- [Task to carry out]
Without including any images, reproduce each entry exactly.

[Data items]

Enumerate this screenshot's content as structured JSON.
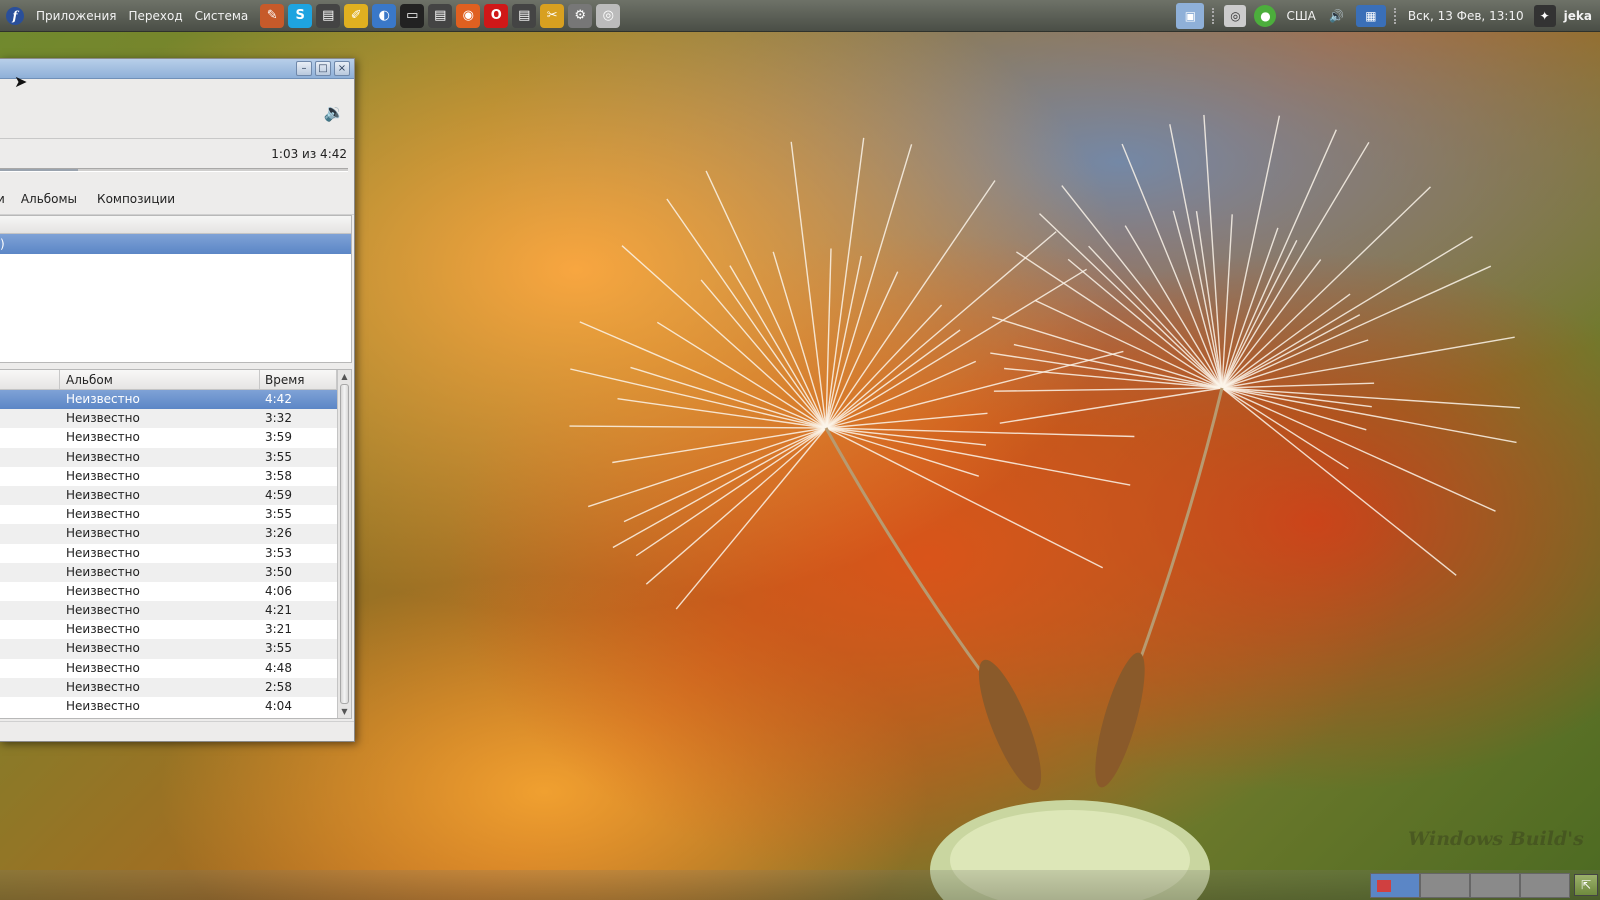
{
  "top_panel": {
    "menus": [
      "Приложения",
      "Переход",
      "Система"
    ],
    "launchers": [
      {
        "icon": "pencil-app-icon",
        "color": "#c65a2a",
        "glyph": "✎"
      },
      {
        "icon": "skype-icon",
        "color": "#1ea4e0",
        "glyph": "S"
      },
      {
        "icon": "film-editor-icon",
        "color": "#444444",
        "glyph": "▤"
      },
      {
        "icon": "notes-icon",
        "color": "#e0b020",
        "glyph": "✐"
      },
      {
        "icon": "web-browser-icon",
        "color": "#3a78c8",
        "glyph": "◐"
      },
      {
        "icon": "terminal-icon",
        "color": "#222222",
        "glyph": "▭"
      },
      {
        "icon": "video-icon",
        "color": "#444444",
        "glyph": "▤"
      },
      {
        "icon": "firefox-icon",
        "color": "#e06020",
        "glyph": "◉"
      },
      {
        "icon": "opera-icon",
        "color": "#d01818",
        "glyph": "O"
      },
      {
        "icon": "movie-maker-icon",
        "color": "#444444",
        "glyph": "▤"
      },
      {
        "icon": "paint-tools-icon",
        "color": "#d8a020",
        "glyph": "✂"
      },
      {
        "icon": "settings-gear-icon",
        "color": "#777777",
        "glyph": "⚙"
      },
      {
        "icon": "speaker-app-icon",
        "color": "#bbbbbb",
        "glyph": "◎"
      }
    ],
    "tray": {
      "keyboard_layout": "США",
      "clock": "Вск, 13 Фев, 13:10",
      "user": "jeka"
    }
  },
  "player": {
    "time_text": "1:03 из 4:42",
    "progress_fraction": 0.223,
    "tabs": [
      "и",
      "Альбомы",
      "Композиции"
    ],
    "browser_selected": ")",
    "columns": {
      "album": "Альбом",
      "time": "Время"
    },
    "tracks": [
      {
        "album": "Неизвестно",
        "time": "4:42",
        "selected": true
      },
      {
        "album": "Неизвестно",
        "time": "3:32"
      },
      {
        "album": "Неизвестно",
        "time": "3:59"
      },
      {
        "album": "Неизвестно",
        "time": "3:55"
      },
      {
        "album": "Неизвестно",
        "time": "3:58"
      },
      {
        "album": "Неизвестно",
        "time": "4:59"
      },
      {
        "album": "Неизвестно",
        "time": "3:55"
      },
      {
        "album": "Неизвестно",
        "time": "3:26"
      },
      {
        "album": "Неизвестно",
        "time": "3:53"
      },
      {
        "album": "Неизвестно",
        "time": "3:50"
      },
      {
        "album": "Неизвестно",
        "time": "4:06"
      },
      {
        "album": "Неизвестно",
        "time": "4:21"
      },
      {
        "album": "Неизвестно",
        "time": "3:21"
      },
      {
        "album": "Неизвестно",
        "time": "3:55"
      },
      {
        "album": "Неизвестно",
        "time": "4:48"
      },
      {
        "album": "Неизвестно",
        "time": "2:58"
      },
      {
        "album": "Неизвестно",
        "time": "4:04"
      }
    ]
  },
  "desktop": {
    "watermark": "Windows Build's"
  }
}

- [Response]
Enumerate this screenshot's content as structured JSON.
{
  "top_panel": {
    "menus": [
      "Приложения",
      "Переход",
      "Система"
    ],
    "launchers": [
      {
        "icon": "pencil-app-icon",
        "color": "#c65a2a",
        "glyph": "✎"
      },
      {
        "icon": "skype-icon",
        "color": "#1ea4e0",
        "glyph": "S"
      },
      {
        "icon": "film-editor-icon",
        "color": "#444444",
        "glyph": "▤"
      },
      {
        "icon": "notes-icon",
        "color": "#e0b020",
        "glyph": "✐"
      },
      {
        "icon": "web-browser-icon",
        "color": "#3a78c8",
        "glyph": "◐"
      },
      {
        "icon": "terminal-icon",
        "color": "#222222",
        "glyph": "▭"
      },
      {
        "icon": "video-icon",
        "color": "#444444",
        "glyph": "▤"
      },
      {
        "icon": "firefox-icon",
        "color": "#e06020",
        "glyph": "◉"
      },
      {
        "icon": "opera-icon",
        "color": "#d01818",
        "glyph": "O"
      },
      {
        "icon": "movie-maker-icon",
        "color": "#444444",
        "glyph": "▤"
      },
      {
        "icon": "paint-tools-icon",
        "color": "#d8a020",
        "glyph": "✂"
      },
      {
        "icon": "settings-gear-icon",
        "color": "#777777",
        "glyph": "⚙"
      },
      {
        "icon": "speaker-app-icon",
        "color": "#bbbbbb",
        "glyph": "◎"
      }
    ],
    "tray": {
      "keyboard_layout": "США",
      "clock": "Вск, 13 Фев, 13:10",
      "user": "jeka"
    }
  },
  "player": {
    "time_text": "1:03 из 4:42",
    "progress_fraction": 0.223,
    "tabs": [
      "и",
      "Альбомы",
      "Композиции"
    ],
    "browser_selected": ")",
    "columns": {
      "album": "Альбом",
      "time": "Время"
    },
    "tracks": [
      {
        "album": "Неизвестно",
        "time": "4:42",
        "selected": true
      },
      {
        "album": "Неизвестно",
        "time": "3:32"
      },
      {
        "album": "Неизвестно",
        "time": "3:59"
      },
      {
        "album": "Неизвестно",
        "time": "3:55"
      },
      {
        "album": "Неизвестно",
        "time": "3:58"
      },
      {
        "album": "Неизвестно",
        "time": "4:59"
      },
      {
        "album": "Неизвестно",
        "time": "3:55"
      },
      {
        "album": "Неизвестно",
        "time": "3:26"
      },
      {
        "album": "Неизвестно",
        "time": "3:53"
      },
      {
        "album": "Неизвестно",
        "time": "3:50"
      },
      {
        "album": "Неизвестно",
        "time": "4:06"
      },
      {
        "album": "Неизвестно",
        "time": "4:21"
      },
      {
        "album": "Неизвестно",
        "time": "3:21"
      },
      {
        "album": "Неизвестно",
        "time": "3:55"
      },
      {
        "album": "Неизвестно",
        "time": "4:48"
      },
      {
        "album": "Неизвестно",
        "time": "2:58"
      },
      {
        "album": "Неизвестно",
        "time": "4:04"
      }
    ]
  },
  "desktop": {
    "watermark": "Windows Build's"
  }
}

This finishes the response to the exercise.